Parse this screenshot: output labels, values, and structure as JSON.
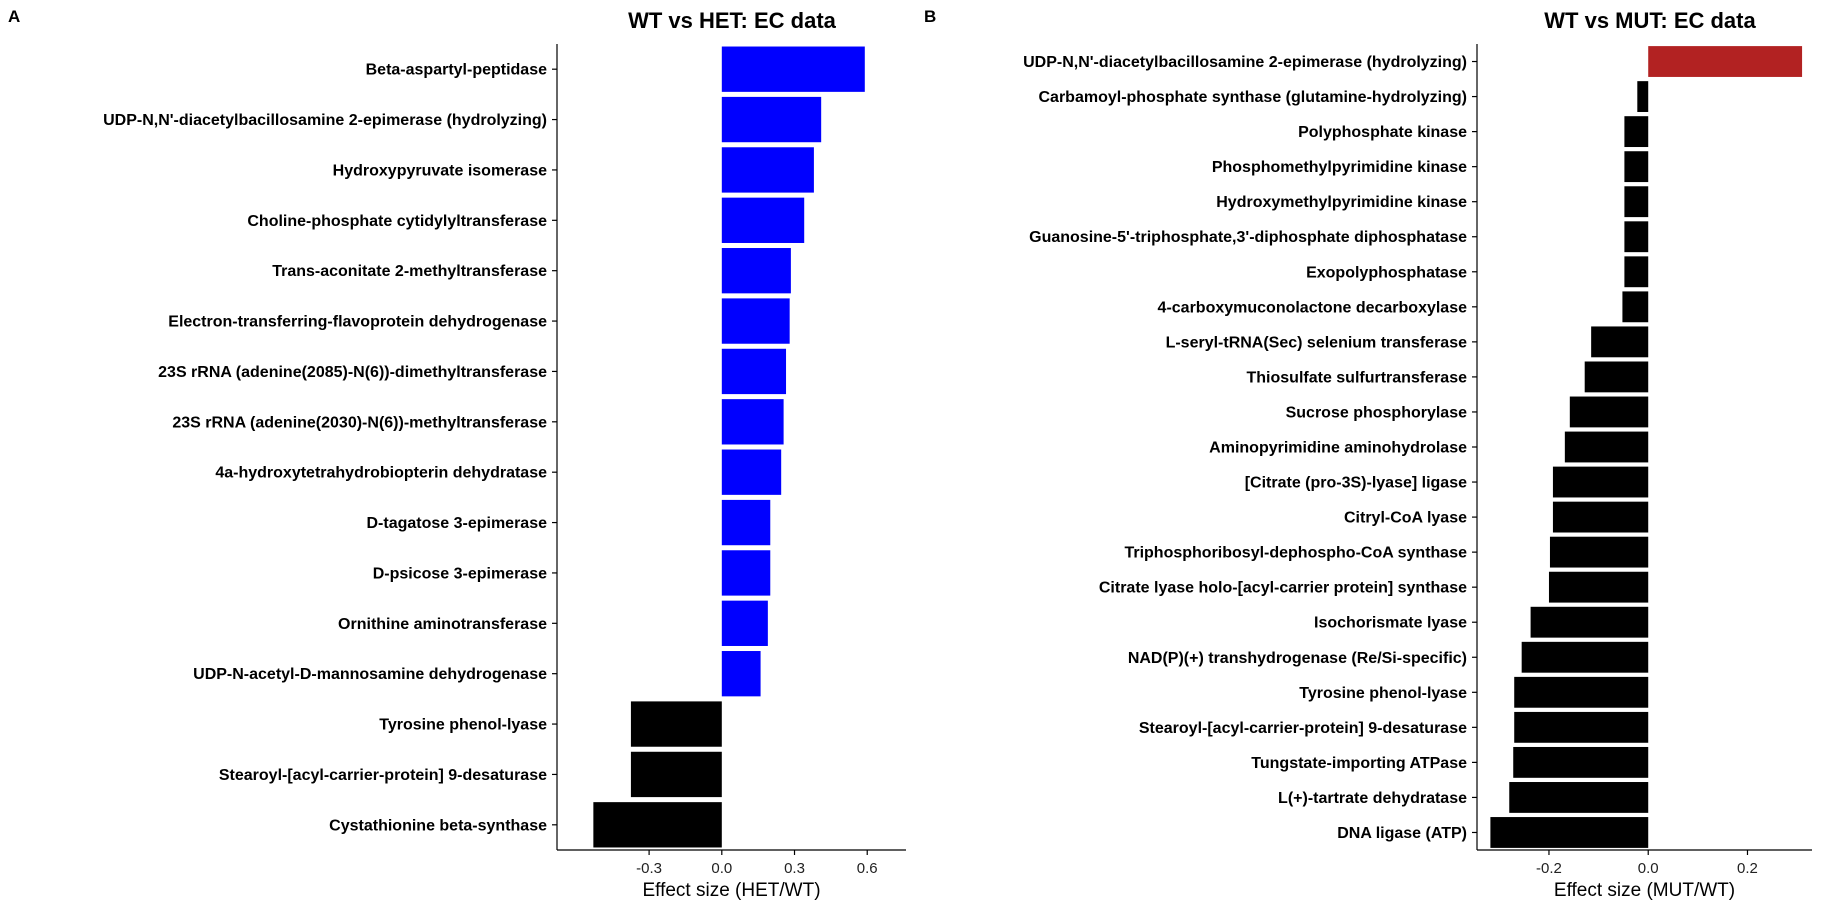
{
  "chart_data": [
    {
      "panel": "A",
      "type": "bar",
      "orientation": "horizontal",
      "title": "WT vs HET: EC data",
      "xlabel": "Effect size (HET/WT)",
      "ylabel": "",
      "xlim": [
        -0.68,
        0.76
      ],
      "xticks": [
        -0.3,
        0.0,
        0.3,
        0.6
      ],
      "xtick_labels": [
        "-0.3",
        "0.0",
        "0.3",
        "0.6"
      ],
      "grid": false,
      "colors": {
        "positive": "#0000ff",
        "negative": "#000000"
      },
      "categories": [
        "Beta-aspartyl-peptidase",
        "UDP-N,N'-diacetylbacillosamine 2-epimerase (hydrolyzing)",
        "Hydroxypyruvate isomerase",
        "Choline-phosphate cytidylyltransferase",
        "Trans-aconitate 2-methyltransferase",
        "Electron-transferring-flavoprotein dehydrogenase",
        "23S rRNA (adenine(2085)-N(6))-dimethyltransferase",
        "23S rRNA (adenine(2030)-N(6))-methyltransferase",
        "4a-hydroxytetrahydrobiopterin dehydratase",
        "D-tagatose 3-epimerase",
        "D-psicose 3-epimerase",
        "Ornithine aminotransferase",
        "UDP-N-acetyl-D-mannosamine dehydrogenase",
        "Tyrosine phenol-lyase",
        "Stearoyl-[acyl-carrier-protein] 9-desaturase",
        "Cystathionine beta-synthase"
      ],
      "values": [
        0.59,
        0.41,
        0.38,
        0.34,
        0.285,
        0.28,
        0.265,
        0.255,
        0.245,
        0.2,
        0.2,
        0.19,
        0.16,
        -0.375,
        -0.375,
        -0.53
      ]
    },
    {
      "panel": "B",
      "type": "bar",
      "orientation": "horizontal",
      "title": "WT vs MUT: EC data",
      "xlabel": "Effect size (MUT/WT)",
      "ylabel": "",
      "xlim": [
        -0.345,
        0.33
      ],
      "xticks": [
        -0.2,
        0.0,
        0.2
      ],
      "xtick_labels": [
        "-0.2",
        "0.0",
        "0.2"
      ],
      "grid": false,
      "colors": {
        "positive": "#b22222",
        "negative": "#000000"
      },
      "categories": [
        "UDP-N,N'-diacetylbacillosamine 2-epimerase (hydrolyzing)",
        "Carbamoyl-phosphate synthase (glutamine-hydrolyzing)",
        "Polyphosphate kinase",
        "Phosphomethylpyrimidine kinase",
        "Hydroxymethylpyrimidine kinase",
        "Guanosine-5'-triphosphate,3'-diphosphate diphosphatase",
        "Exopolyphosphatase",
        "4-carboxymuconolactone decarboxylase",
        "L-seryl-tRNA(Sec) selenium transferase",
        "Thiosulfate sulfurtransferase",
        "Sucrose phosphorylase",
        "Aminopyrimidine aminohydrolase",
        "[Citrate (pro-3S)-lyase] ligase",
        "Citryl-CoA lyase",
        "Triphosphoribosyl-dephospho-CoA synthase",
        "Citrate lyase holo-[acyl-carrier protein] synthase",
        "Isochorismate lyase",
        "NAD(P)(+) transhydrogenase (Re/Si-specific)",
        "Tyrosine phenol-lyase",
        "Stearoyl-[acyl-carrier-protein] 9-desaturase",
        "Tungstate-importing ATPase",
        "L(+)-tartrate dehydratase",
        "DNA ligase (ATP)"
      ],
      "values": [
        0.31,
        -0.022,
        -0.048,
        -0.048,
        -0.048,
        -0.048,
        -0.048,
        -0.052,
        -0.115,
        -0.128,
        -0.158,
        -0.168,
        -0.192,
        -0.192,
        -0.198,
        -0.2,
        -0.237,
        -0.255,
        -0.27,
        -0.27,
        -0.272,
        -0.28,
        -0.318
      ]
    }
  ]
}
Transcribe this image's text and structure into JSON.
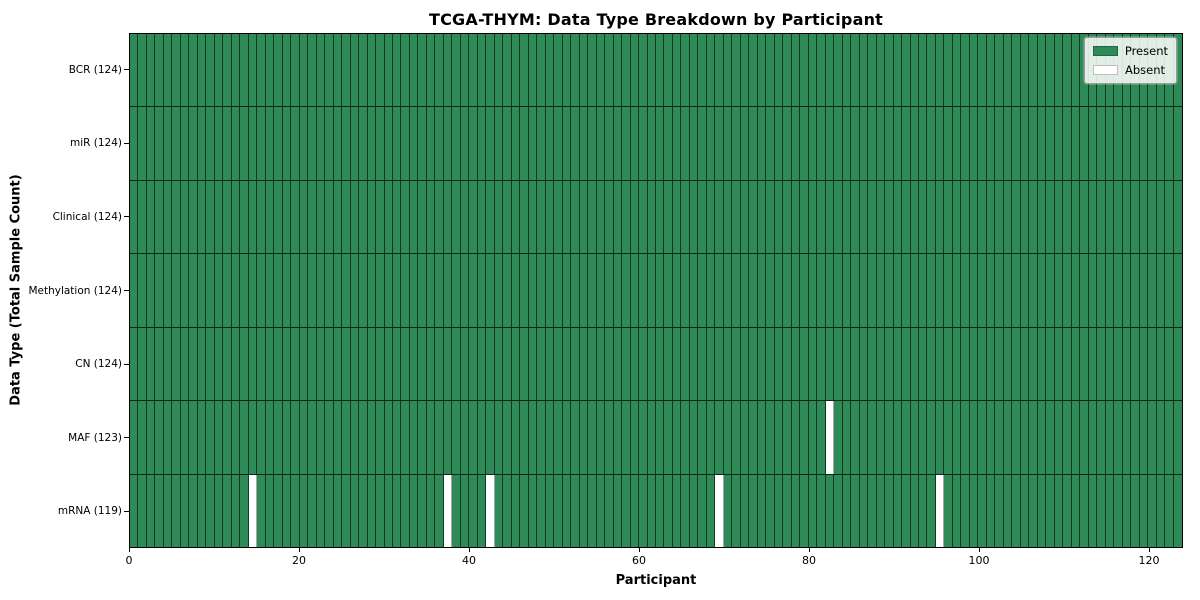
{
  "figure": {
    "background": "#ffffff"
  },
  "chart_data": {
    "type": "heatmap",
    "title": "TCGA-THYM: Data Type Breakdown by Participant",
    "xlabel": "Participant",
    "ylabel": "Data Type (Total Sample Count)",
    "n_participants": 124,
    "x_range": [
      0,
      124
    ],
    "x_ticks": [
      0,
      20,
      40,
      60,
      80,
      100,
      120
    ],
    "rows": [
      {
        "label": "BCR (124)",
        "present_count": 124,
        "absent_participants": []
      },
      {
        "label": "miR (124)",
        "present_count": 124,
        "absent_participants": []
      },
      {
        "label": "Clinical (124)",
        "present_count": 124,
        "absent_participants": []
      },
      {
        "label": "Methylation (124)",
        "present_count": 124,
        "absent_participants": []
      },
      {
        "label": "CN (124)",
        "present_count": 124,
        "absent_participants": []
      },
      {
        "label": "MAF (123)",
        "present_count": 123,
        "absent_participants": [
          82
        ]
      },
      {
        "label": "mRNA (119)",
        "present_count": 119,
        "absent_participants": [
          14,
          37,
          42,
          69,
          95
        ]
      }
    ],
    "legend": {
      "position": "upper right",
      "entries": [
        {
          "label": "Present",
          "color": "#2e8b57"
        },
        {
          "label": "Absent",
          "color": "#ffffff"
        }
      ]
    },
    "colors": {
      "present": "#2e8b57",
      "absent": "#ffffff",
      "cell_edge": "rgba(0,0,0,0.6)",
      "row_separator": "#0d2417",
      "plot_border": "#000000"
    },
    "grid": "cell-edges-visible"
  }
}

———

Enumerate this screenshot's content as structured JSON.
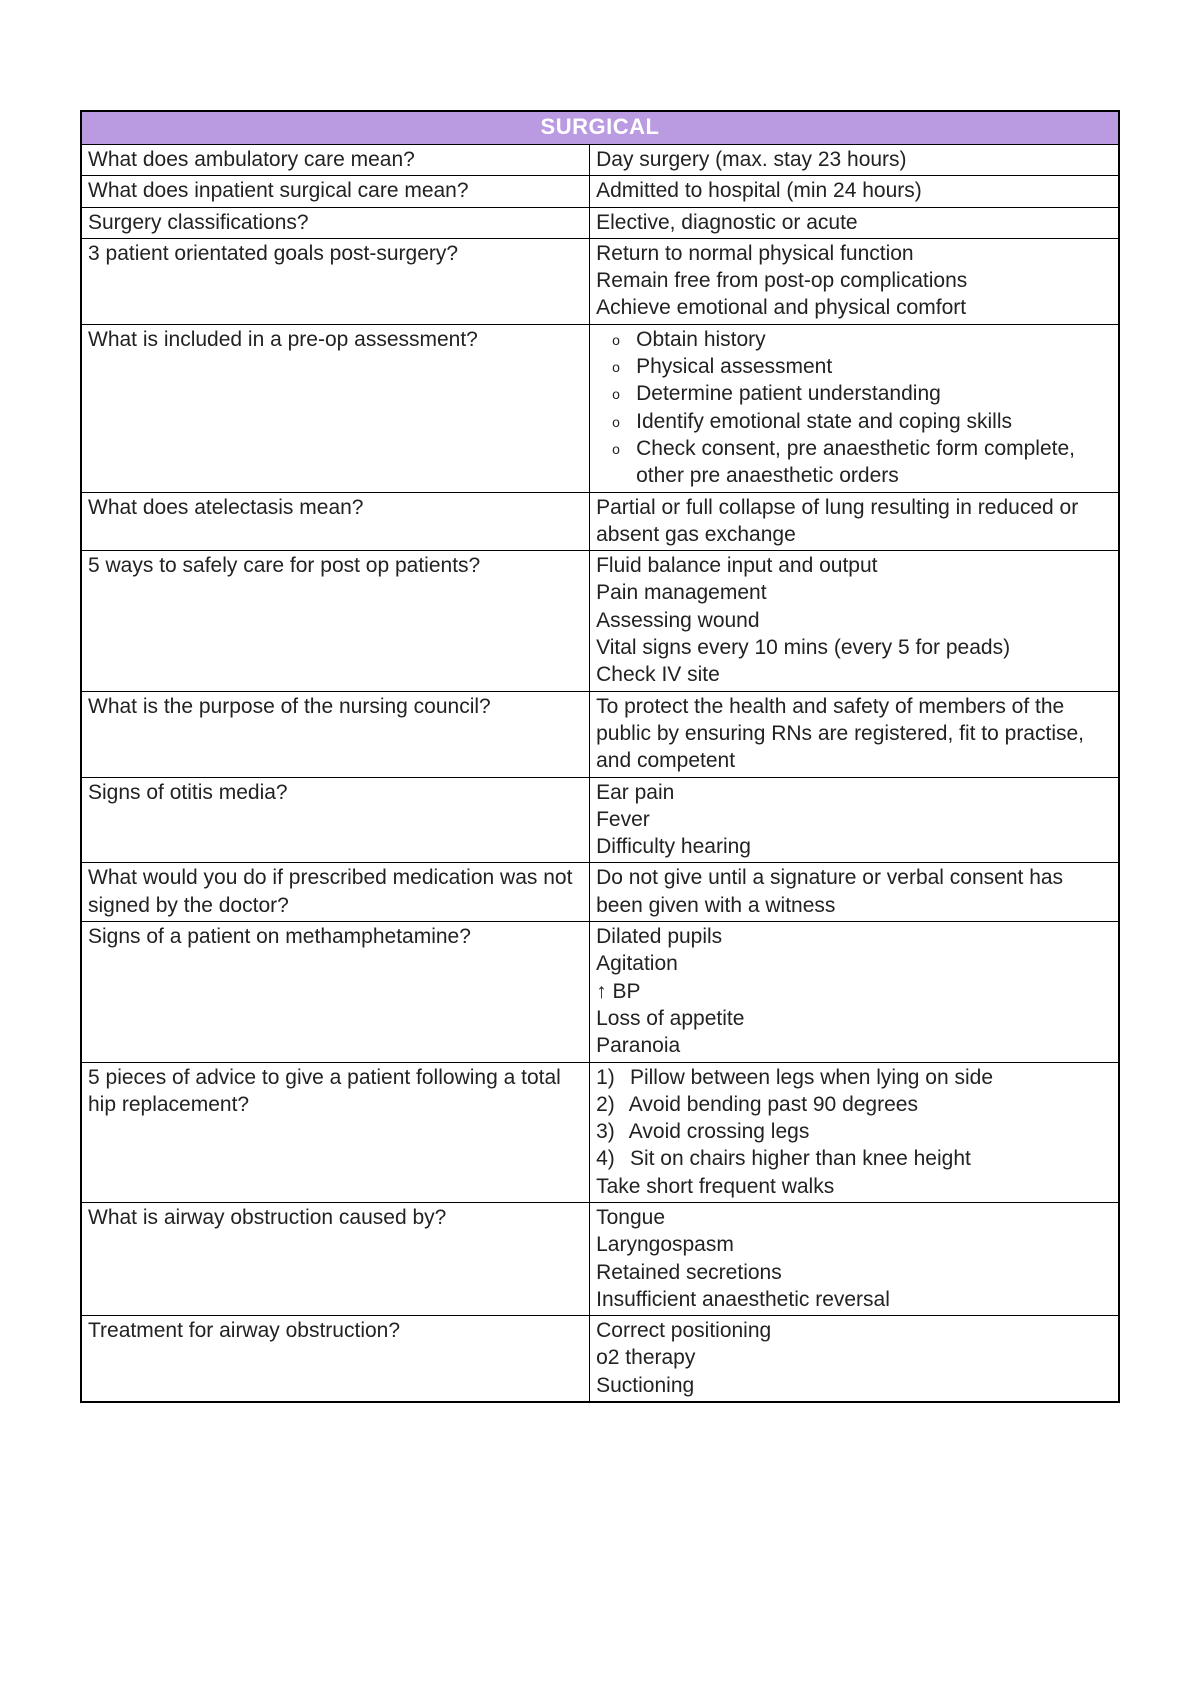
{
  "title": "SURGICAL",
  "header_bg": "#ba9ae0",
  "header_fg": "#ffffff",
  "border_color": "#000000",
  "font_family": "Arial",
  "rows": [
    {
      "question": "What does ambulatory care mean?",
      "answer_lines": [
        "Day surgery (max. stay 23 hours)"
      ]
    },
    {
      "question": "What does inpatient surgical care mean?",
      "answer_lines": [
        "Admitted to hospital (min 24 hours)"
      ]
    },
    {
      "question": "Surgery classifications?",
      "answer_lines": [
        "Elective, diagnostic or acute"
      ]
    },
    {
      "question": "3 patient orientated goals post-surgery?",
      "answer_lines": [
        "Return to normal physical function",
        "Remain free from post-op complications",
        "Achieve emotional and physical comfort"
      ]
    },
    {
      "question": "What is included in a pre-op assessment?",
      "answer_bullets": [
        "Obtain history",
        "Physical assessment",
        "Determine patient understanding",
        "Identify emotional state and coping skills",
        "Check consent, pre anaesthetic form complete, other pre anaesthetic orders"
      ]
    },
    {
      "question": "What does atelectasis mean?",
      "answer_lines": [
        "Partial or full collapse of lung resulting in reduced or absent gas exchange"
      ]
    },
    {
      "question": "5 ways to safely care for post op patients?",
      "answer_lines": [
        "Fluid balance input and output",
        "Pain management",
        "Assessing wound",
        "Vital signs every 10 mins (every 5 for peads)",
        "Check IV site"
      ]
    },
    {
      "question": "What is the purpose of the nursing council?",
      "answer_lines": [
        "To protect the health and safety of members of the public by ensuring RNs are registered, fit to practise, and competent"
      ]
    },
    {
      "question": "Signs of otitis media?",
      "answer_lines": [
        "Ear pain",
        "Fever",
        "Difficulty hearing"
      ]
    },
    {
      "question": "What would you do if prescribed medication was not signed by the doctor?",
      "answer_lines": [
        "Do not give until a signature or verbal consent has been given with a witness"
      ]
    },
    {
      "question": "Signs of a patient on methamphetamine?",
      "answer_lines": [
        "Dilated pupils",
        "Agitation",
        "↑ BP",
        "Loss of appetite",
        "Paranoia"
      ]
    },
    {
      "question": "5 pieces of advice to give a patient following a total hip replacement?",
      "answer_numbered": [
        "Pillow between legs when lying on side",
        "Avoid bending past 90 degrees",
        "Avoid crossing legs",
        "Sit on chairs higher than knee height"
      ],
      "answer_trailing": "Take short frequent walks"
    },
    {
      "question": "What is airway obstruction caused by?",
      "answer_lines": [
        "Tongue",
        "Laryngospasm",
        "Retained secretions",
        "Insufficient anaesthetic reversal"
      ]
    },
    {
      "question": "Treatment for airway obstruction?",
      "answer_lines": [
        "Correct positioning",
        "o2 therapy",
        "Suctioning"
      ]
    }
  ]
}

———

_To do_
List all lines from the entries that include the word "dehydratase".

_Finished exercise_
        "4a-hydroxytetrahydrobiopterin dehydratase",
        "L(+)-tartrate dehydratase",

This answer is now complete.